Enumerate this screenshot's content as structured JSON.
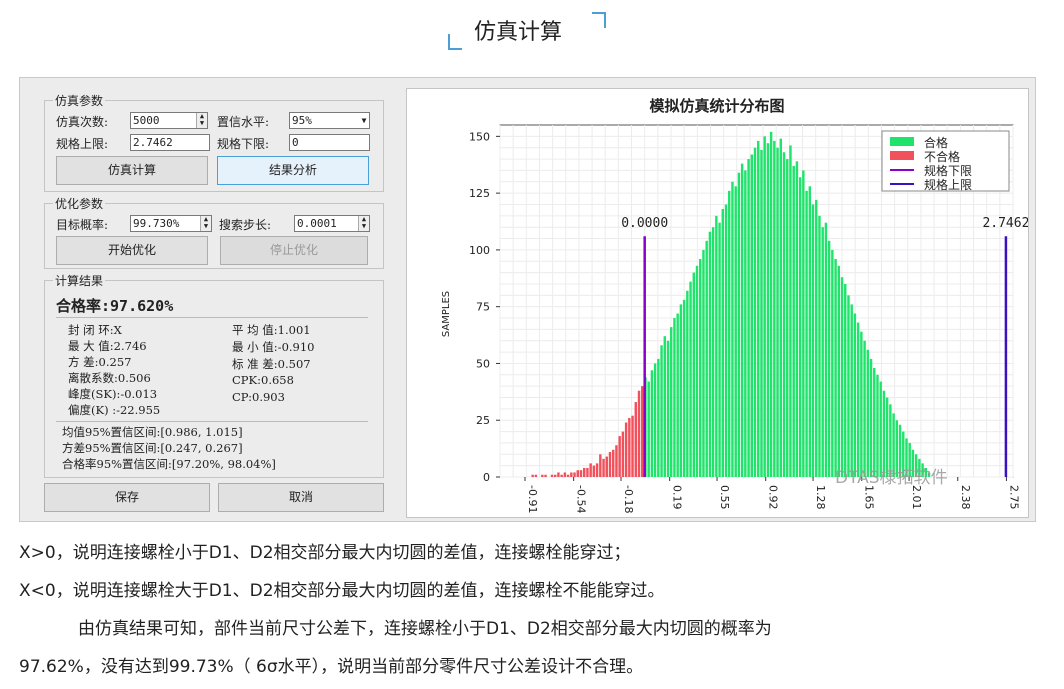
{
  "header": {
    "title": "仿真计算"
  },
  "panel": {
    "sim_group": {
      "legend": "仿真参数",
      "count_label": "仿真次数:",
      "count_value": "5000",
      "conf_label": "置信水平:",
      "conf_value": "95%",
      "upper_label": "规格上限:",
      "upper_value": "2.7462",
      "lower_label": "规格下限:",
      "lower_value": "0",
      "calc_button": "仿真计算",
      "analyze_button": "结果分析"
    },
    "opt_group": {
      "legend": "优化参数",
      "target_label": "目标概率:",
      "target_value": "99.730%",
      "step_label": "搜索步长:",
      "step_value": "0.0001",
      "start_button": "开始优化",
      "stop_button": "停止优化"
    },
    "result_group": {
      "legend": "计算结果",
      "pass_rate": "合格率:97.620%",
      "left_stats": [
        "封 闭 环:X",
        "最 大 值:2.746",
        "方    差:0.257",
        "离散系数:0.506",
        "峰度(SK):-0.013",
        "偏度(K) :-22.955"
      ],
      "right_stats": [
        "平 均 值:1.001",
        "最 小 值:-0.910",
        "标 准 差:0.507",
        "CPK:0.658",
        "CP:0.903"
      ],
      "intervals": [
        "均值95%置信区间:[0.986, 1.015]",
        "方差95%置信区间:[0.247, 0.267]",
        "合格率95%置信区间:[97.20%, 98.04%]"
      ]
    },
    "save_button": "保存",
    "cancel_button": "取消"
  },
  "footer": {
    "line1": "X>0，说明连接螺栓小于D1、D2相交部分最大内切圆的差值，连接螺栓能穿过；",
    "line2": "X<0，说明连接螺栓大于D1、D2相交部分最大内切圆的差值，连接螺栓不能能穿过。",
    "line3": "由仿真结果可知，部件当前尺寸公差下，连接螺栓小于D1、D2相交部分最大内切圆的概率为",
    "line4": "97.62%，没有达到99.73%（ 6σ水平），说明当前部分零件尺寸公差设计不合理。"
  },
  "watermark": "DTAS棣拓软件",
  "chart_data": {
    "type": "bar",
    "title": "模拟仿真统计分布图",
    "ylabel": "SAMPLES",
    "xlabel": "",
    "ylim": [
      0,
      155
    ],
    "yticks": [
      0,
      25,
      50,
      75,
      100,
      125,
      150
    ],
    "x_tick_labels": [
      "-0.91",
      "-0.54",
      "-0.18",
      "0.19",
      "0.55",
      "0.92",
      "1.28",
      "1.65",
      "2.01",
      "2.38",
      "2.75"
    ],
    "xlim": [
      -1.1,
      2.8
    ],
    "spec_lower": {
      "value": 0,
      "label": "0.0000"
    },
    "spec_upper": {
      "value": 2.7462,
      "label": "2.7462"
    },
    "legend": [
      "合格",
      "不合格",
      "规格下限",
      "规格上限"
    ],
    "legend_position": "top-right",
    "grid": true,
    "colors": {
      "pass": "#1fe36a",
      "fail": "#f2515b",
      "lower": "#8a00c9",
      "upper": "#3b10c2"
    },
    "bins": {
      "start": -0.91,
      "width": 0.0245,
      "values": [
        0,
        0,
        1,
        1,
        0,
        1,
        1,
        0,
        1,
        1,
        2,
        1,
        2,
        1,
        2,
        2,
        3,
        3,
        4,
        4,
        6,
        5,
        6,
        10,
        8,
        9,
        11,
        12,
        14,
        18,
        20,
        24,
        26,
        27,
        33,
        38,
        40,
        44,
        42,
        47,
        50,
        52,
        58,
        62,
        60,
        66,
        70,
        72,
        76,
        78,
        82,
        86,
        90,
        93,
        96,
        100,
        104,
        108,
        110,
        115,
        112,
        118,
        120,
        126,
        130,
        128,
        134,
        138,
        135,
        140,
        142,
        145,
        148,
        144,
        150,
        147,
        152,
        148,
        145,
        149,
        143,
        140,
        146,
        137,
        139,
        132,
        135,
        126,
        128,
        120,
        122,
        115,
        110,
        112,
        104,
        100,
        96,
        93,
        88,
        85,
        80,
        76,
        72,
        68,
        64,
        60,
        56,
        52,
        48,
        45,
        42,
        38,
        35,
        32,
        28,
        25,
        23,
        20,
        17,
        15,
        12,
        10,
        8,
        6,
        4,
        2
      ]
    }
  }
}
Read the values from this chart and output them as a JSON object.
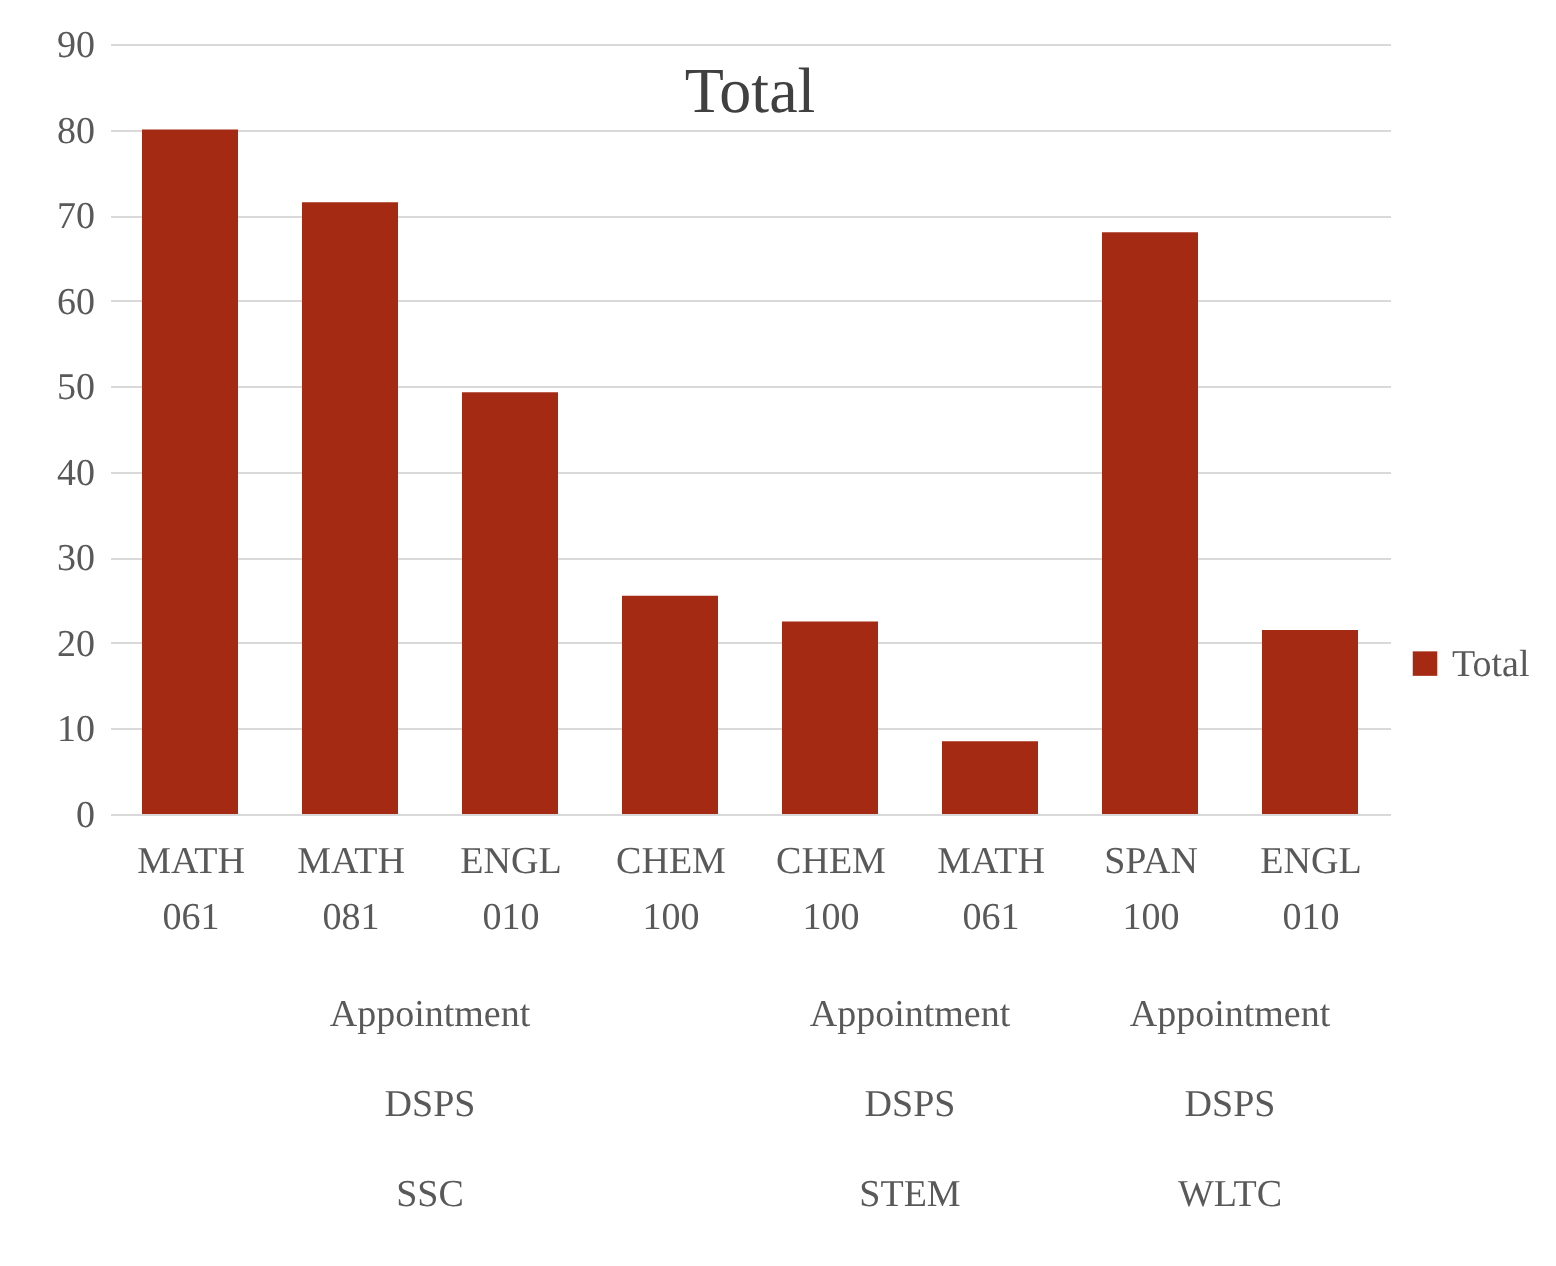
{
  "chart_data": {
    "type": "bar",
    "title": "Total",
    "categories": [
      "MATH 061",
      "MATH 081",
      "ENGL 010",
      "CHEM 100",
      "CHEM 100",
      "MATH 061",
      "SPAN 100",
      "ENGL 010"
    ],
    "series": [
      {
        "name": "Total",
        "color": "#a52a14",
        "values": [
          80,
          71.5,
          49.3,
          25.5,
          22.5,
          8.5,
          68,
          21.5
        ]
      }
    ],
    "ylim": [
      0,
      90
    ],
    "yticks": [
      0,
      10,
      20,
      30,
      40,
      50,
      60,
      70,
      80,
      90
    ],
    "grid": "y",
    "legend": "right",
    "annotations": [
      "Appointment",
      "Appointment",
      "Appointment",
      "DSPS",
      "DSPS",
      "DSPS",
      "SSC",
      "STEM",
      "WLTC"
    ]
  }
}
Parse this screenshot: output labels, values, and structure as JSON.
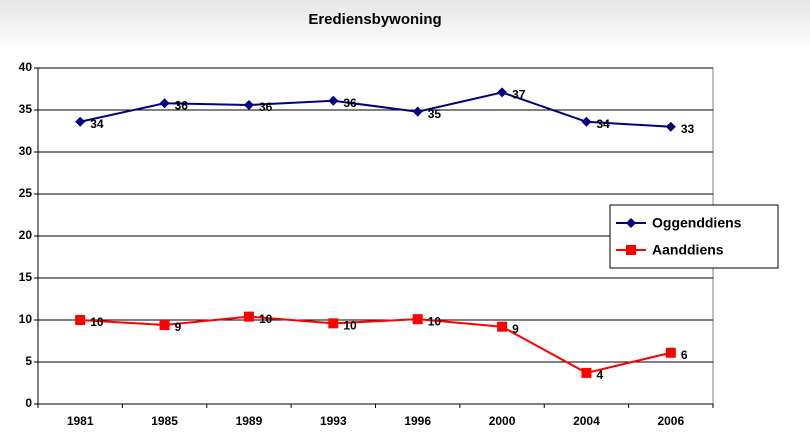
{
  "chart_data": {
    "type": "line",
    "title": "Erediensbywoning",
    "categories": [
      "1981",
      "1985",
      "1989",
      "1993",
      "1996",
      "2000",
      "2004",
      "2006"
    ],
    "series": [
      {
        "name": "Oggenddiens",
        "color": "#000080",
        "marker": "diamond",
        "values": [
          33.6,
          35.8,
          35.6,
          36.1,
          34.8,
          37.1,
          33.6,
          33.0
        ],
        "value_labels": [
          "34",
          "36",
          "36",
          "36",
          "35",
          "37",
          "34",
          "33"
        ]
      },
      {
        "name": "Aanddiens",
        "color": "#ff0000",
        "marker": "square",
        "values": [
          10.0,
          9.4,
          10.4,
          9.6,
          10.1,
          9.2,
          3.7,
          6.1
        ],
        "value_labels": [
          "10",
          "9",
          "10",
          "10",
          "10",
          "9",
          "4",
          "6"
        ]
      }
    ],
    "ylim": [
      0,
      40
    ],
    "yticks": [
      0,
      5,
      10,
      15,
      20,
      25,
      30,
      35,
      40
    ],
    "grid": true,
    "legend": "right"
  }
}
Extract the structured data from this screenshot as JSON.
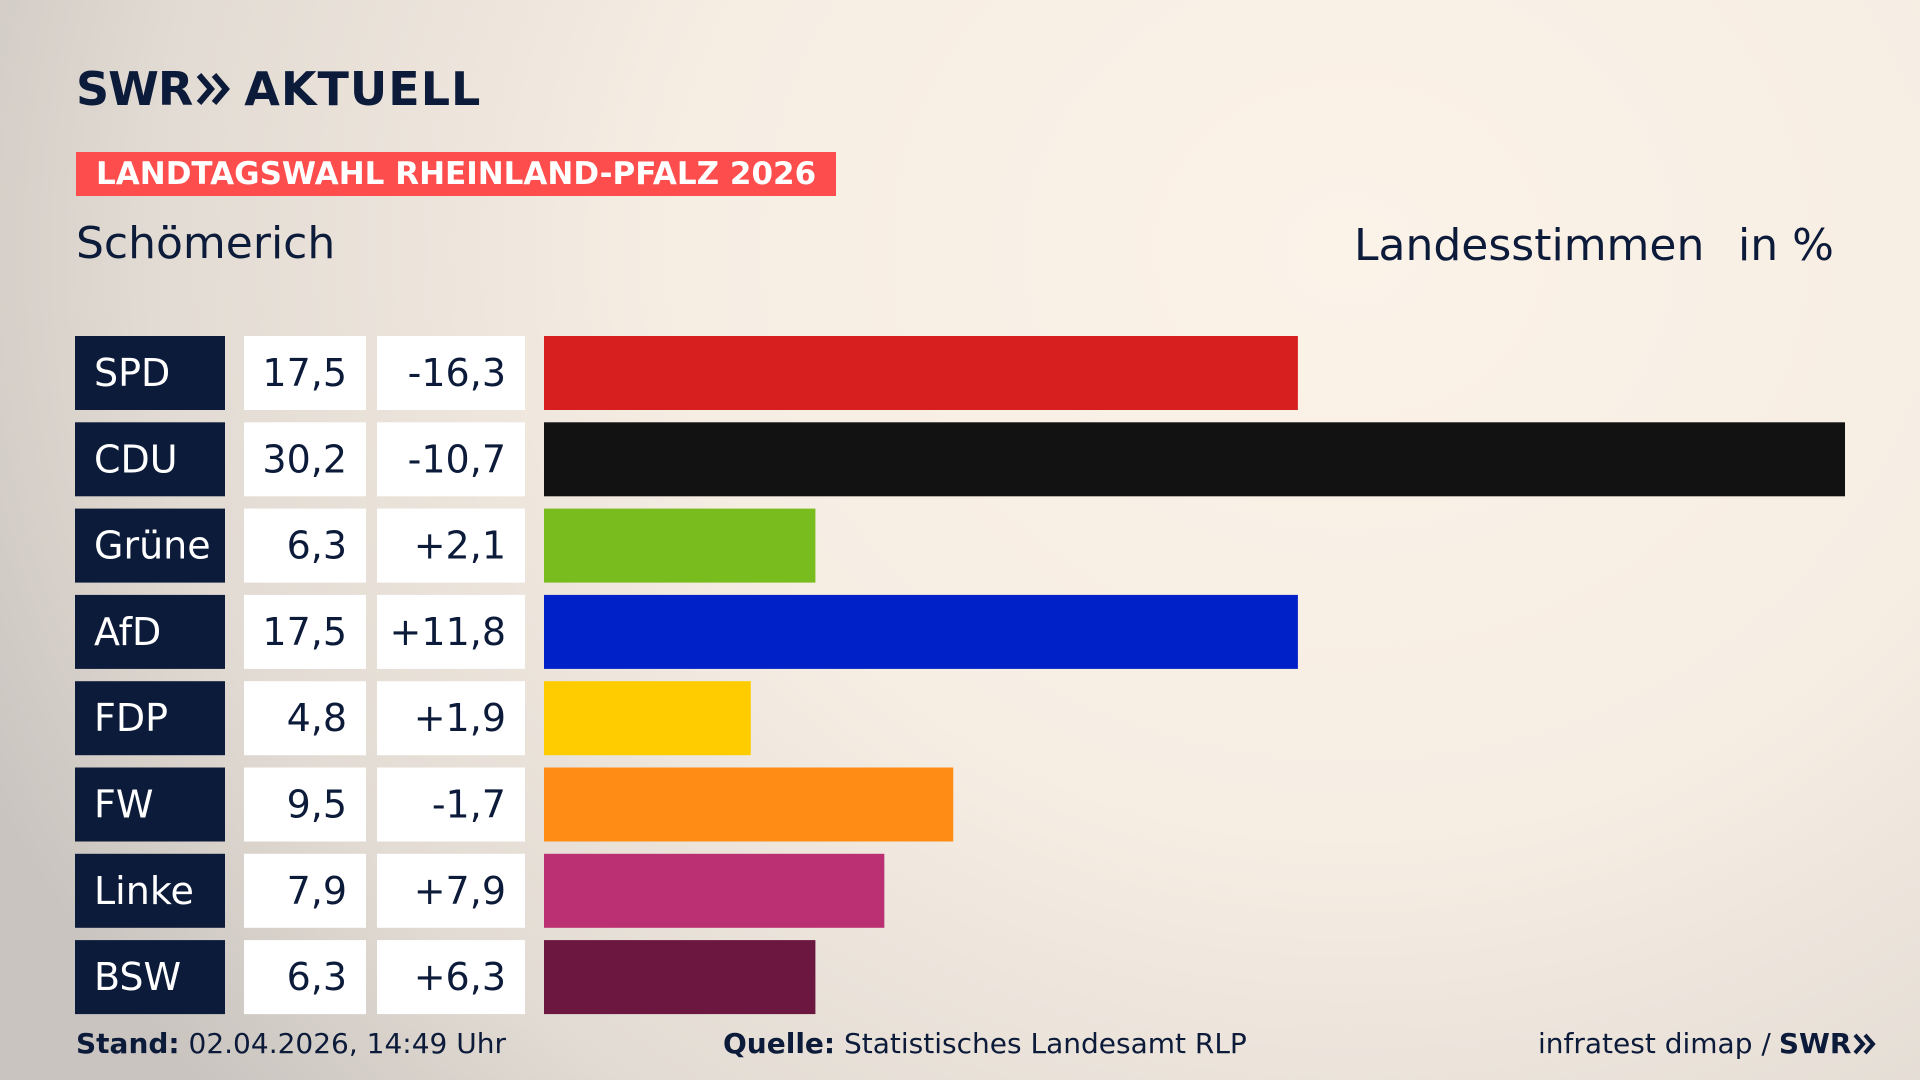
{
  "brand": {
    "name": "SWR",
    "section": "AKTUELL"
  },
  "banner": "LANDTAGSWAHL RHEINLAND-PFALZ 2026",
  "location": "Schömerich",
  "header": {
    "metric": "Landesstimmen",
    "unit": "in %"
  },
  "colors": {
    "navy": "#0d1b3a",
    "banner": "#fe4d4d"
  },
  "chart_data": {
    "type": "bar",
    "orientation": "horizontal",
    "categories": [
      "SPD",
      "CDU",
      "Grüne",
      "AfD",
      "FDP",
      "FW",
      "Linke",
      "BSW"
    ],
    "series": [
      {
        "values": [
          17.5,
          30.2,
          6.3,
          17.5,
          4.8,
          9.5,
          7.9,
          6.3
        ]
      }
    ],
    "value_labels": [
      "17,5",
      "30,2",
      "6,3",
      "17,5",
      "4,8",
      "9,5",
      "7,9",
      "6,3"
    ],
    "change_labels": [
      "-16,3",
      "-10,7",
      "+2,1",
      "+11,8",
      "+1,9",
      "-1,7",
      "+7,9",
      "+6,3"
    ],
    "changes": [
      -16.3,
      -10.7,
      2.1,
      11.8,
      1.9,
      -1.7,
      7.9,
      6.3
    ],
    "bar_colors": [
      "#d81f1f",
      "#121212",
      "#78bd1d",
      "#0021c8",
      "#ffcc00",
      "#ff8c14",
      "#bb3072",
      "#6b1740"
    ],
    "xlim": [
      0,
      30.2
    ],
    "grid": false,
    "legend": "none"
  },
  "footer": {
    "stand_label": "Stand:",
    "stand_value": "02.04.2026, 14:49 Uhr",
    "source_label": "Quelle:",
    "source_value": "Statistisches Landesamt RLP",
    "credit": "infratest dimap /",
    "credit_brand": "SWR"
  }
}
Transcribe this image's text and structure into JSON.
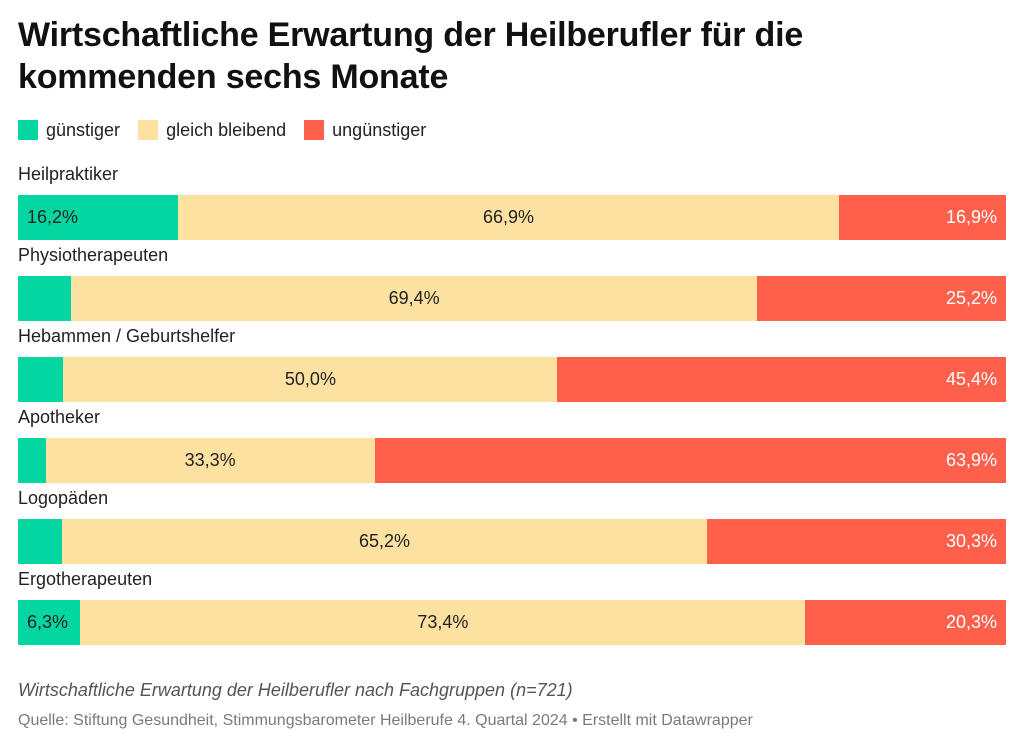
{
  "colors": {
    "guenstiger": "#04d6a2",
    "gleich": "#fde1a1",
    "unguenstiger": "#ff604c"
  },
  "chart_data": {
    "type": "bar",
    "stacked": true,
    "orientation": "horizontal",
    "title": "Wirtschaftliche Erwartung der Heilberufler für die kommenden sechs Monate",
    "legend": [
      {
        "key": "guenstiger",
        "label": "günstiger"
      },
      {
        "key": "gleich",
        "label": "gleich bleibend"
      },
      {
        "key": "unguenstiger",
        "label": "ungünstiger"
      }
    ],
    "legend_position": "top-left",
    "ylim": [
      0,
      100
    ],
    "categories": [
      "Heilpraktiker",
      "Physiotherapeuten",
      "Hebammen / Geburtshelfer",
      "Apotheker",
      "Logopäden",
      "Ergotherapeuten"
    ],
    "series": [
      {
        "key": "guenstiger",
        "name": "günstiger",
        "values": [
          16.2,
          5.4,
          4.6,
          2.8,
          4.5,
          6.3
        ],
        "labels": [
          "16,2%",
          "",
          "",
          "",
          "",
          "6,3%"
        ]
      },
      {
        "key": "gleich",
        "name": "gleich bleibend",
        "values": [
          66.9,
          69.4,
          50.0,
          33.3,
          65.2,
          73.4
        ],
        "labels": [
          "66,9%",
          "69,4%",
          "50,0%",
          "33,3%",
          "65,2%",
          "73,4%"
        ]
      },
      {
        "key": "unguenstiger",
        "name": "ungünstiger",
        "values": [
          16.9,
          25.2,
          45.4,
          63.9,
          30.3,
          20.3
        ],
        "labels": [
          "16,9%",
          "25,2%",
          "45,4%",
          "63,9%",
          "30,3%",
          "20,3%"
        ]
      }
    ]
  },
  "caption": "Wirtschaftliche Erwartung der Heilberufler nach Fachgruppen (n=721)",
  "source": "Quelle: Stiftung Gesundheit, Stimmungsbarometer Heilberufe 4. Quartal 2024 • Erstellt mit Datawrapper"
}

◆ ◆ ◆

Directions:
Using the entries above, return each line in which the word "banner" occurs.

Solution:
  "banner": "LANDTAGSWAHL RHEINLAND-PFALZ 2026",
    "banner": "#fe4d4d"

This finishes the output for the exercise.